## Task item
Looking at the data that follows, count the lines containing the word "Debrecen" and write down only that count.

## Entries supplied
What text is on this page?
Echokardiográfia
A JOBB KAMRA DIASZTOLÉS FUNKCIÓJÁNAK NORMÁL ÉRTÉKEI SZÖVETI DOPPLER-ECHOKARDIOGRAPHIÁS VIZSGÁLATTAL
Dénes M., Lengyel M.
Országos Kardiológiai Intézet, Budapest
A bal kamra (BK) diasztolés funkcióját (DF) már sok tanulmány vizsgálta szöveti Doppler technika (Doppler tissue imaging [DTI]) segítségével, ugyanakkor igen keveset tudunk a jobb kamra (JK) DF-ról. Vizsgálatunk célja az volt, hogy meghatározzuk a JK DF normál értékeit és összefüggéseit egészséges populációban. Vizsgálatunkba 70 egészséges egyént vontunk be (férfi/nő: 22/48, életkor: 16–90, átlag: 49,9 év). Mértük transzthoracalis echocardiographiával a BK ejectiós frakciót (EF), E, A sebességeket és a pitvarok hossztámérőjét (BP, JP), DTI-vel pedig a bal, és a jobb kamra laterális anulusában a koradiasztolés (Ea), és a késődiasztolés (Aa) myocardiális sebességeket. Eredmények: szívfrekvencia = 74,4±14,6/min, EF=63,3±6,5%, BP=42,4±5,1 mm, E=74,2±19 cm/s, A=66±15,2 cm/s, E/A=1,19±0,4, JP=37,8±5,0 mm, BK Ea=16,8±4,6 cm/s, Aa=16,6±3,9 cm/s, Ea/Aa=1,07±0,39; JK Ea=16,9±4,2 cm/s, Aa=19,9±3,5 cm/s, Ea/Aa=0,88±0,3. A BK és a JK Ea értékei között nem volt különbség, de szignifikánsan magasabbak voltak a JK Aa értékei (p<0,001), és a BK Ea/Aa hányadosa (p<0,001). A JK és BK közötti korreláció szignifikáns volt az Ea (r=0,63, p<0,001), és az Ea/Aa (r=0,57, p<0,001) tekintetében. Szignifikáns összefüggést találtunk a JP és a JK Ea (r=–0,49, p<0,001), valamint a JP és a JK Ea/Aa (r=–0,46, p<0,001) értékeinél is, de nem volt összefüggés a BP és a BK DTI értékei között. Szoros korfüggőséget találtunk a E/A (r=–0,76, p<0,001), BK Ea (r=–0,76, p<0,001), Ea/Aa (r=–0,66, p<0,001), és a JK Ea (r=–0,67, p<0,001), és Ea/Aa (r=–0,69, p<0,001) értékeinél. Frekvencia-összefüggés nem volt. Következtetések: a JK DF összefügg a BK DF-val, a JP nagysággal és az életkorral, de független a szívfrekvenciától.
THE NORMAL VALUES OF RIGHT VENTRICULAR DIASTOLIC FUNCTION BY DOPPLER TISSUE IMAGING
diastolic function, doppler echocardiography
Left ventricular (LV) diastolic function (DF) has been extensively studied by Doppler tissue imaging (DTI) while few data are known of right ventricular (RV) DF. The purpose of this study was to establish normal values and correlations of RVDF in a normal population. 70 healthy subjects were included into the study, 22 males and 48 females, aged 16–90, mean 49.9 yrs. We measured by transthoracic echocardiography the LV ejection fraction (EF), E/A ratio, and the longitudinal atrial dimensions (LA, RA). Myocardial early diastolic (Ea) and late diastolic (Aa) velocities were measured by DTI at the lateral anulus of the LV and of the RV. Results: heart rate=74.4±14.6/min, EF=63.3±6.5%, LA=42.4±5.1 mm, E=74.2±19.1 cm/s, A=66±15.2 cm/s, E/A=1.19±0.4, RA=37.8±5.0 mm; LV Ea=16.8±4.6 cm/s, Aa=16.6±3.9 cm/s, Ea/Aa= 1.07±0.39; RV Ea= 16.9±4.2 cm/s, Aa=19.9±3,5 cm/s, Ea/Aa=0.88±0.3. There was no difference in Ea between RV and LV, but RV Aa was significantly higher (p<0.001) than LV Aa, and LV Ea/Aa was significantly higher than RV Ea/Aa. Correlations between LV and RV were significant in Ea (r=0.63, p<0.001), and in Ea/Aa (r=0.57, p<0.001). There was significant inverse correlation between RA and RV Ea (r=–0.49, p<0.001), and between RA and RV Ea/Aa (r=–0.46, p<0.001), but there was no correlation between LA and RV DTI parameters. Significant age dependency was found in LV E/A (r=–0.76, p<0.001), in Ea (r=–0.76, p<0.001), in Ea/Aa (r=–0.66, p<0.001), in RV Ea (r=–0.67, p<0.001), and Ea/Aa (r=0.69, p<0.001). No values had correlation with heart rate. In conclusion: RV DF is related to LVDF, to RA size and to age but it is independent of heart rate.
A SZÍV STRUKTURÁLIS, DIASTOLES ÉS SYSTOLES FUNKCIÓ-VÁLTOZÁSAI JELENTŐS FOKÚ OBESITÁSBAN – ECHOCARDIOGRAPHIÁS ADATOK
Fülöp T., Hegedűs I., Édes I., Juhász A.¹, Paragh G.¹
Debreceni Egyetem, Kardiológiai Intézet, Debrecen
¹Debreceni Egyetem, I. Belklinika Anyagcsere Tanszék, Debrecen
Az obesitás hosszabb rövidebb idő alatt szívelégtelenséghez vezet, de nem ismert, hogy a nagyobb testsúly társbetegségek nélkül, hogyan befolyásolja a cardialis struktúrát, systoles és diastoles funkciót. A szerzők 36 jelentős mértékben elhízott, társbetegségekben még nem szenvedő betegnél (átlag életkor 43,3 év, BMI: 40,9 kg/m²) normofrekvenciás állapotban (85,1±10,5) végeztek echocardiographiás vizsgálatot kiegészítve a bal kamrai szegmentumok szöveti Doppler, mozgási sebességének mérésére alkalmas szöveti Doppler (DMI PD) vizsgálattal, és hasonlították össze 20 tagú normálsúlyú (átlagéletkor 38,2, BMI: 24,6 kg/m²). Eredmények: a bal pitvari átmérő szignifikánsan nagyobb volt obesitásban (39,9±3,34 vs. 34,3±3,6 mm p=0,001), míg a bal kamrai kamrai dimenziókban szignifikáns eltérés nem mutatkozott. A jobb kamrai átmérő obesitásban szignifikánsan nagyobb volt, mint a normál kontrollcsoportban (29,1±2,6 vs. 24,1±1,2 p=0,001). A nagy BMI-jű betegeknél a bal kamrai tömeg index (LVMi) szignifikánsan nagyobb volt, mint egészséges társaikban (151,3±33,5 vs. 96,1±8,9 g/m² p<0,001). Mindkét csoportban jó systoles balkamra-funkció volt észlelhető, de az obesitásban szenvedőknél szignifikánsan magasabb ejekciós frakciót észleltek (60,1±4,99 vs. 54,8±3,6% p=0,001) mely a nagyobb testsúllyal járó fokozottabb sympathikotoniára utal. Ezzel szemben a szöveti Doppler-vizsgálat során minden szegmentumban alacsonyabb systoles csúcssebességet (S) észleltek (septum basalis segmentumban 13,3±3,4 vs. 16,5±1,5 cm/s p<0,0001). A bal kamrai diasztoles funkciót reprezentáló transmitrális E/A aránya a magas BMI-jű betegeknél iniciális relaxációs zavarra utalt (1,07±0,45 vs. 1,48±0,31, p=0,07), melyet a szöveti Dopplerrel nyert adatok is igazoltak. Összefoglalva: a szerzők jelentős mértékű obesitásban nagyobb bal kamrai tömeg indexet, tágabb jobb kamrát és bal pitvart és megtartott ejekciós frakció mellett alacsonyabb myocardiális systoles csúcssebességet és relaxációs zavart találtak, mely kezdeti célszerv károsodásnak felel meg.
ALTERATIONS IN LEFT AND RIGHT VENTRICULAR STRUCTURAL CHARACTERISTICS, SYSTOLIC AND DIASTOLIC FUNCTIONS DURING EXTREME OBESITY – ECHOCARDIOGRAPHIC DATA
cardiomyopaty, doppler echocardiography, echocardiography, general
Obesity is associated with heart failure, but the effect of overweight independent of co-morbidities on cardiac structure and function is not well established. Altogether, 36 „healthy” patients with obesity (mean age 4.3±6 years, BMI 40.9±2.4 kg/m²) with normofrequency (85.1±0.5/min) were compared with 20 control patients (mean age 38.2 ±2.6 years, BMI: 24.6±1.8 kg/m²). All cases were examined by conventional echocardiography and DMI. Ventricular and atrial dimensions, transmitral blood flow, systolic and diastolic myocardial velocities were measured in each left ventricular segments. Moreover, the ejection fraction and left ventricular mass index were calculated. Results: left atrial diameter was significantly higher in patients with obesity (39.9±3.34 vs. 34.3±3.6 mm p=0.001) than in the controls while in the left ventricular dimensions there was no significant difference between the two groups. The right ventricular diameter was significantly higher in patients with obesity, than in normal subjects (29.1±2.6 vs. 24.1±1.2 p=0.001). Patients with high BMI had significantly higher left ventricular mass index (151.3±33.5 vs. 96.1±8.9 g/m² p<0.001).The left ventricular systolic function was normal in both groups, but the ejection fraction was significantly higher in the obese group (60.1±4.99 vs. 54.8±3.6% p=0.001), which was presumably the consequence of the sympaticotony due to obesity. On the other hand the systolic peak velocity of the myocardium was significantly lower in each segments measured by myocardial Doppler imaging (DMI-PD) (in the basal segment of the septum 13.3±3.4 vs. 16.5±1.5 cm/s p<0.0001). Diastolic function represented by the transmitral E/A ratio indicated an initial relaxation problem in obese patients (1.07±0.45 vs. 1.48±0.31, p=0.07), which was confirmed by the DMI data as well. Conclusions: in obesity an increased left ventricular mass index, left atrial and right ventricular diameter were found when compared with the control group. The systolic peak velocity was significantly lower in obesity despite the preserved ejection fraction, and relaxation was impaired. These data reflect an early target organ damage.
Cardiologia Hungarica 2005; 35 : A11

## Output for this exercise
2